● **What this task involves**
Below is a listing; write it out exactly and drop any images from it.

Stored entries:
# # # # # # #

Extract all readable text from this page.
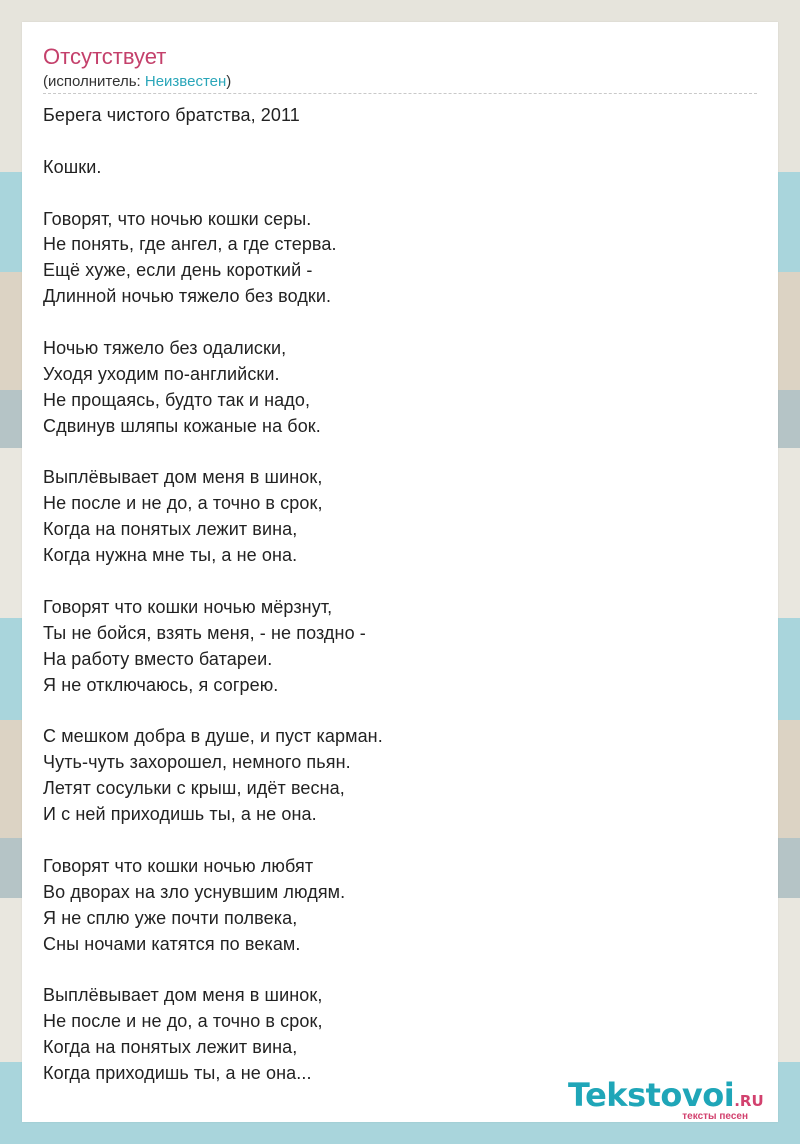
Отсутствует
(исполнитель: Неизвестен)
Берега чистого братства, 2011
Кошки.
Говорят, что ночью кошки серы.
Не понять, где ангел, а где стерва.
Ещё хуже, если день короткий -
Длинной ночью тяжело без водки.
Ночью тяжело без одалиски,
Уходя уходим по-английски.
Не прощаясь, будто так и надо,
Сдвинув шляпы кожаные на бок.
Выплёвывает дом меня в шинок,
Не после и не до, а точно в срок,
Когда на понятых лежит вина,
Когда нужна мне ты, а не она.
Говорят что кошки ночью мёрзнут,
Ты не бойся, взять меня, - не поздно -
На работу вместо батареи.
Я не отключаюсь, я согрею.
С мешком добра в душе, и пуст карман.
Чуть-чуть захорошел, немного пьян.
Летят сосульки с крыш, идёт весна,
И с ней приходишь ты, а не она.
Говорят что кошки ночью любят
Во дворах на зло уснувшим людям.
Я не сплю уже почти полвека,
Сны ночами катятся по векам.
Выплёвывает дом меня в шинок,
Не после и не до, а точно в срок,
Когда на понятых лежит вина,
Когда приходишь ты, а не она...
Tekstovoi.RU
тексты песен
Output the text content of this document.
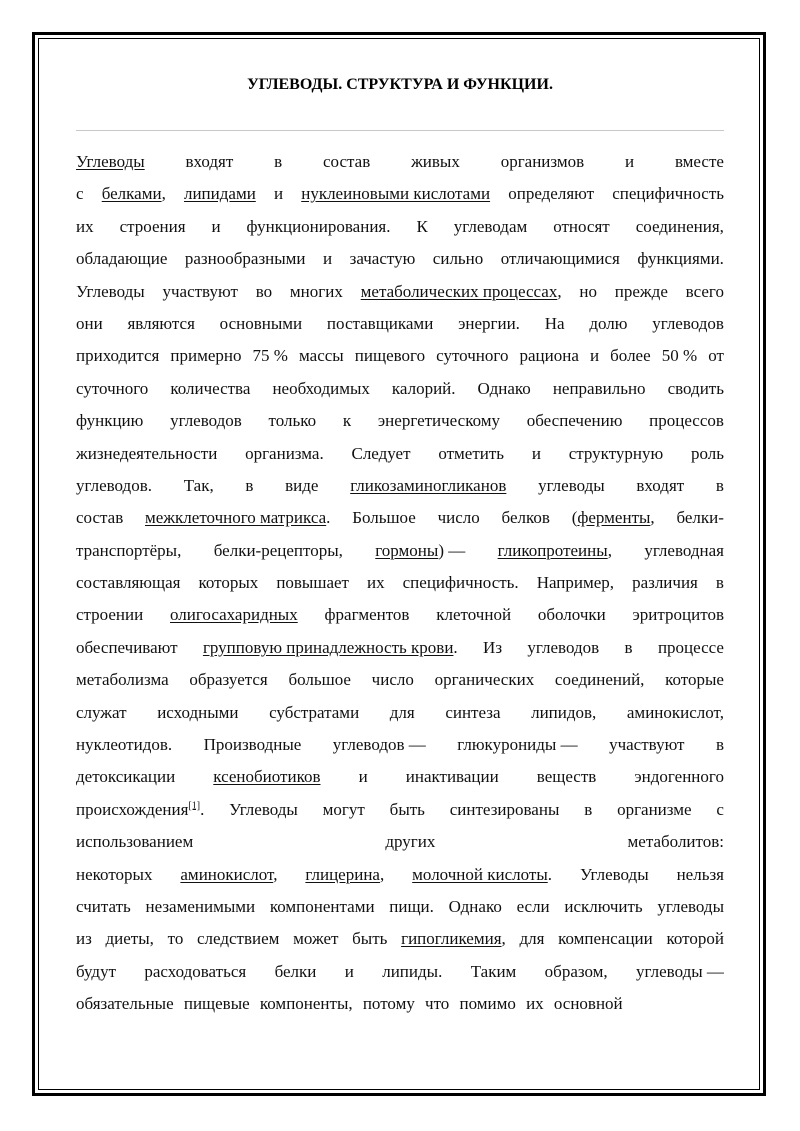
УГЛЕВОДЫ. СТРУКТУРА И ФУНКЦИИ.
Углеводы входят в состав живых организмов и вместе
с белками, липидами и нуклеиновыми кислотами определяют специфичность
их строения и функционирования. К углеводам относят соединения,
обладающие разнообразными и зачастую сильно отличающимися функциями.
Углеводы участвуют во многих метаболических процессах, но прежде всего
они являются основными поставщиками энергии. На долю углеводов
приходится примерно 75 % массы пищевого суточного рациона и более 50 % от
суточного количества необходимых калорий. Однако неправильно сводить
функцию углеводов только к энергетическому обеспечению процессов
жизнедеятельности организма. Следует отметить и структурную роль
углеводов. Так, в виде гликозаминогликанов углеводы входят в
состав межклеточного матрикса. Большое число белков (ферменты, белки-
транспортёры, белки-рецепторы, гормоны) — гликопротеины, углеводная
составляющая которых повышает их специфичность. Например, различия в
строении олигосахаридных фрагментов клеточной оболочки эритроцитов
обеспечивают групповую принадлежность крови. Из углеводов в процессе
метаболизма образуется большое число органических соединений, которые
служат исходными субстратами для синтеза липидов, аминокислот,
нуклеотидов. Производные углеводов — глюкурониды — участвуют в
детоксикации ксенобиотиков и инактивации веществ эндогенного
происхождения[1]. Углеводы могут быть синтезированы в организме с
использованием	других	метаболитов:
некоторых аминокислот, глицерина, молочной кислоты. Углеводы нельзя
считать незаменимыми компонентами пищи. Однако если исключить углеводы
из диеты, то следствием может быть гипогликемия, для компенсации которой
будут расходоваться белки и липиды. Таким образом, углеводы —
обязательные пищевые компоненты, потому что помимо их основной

# # # # # # #

● **Result for this task**
Extract all readable text from this page.
Отсутствует
(исполнитель: Неизвестен)
Берега чистого братства, 2011
Кошки.
Говорят, что ночью кошки серы.
Не понять, где ангел, а где стерва.
Ещё хуже, если день короткий -
Длинной ночью тяжело без водки.
Ночью тяжело без одалиски,
Уходя уходим по-английски.
Не прощаясь, будто так и надо,
Сдвинув шляпы кожаные на бок.
Выплёвывает дом меня в шинок,
Не после и не до, а точно в срок,
Когда на понятых лежит вина,
Когда нужна мне ты, а не она.
Говорят что кошки ночью мёрзнут,
Ты не бойся, взять меня, - не поздно -
На работу вместо батареи.
Я не отключаюсь, я согрею.
С мешком добра в душе, и пуст карман.
Чуть-чуть захорошел, немного пьян.
Летят сосульки с крыш, идёт весна,
И с ней приходишь ты, а не она.
Говорят что кошки ночью любят
Во дворах на зло уснувшим людям.
Я не сплю уже почти полвека,
Сны ночами катятся по векам.
Выплёвывает дом меня в шинок,
Не после и не до, а точно в срок,
Когда на понятых лежит вина,
Когда приходишь ты, а не она...
Tekstovoi.RU
тексты песен
Output the text content of this document.
УГЛЕВОДЫ. СТРУКТУРА И ФУНКЦИИ.
Углеводы входят в состав живых организмов и вместе
с белками, липидами и нуклеиновыми кислотами определяют специфичность
их строения и функционирования. К углеводам относят соединения,
обладающие разнообразными и зачастую сильно отличающимися функциями.
Углеводы участвуют во многих метаболических процессах, но прежде всего
они являются основными поставщиками энергии. На долю углеводов
приходится примерно 75 % массы пищевого суточного рациона и более 50 % от
суточного количества необходимых калорий. Однако неправильно сводить
функцию углеводов только к энергетическому обеспечению процессов
жизнедеятельности организма. Следует отметить и структурную роль
углеводов. Так, в виде гликозаминогликанов углеводы входят в
состав межклеточного матрикса. Большое число белков (ферменты, белки-
транспортёры, белки-рецепторы, гормоны) — гликопротеины, углеводная
составляющая которых повышает их специфичность. Например, различия в
строении олигосахаридных фрагментов клеточной оболочки эритроцитов
обеспечивают групповую принадлежность крови. Из углеводов в процессе
метаболизма образуется большое число органических соединений, которые
служат исходными субстратами для синтеза липидов, аминокислот,
нуклеотидов. Производные углеводов — глюкурониды — участвуют в
детоксикации ксенобиотиков и инактивации веществ эндогенного
происхождения[1]. Углеводы могут быть синтезированы в организме с
использованием	других	метаболитов:
некоторых аминокислот, глицерина, молочной кислоты. Углеводы нельзя
считать незаменимыми компонентами пищи. Однако если исключить углеводы
из диеты, то следствием может быть гипогликемия, для компенсации которой
будут расходоваться белки и липиды. Таким образом, углеводы —
обязательные пищевые компоненты, потому что помимо их основной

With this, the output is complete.